What the task requires
Only the lines from the line holding "Convert this screenshot" to the last line should be output, each exactly as given.

[Collected data entries]
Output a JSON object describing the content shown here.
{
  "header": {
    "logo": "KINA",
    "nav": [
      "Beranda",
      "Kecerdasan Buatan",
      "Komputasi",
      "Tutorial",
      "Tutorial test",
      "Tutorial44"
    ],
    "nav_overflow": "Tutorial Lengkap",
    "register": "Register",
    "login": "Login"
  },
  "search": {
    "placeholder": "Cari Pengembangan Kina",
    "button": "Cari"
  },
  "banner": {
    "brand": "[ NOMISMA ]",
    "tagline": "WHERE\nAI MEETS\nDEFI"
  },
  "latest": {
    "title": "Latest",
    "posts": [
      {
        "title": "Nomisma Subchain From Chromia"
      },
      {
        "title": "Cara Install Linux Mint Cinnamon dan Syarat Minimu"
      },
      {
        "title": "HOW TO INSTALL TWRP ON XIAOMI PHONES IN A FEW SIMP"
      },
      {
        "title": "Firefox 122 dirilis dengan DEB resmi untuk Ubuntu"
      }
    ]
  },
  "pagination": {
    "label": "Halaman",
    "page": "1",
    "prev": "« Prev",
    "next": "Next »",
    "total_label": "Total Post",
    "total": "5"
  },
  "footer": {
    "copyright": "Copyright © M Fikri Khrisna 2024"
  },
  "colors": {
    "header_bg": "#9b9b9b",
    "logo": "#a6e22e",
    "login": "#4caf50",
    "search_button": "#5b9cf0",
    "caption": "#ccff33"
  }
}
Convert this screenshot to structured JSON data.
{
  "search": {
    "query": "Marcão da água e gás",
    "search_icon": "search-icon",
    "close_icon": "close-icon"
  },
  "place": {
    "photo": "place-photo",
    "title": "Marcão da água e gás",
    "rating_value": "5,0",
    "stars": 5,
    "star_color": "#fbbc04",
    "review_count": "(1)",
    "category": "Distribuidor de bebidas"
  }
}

Output for this task
Convert this screenshot to structured JSON data.
{
  "search": {
    "query": "Marcão da água e gás",
    "search_icon": "search-icon",
    "close_icon": "close-icon"
  },
  "place": {
    "photo": "place-photo",
    "title": "Marcão da água e gás",
    "rating_value": "5,0",
    "stars": 5,
    "star_color": "#fbbc04",
    "review_count": "(1)",
    "category": "Distribuidor de bebidas"
  }
}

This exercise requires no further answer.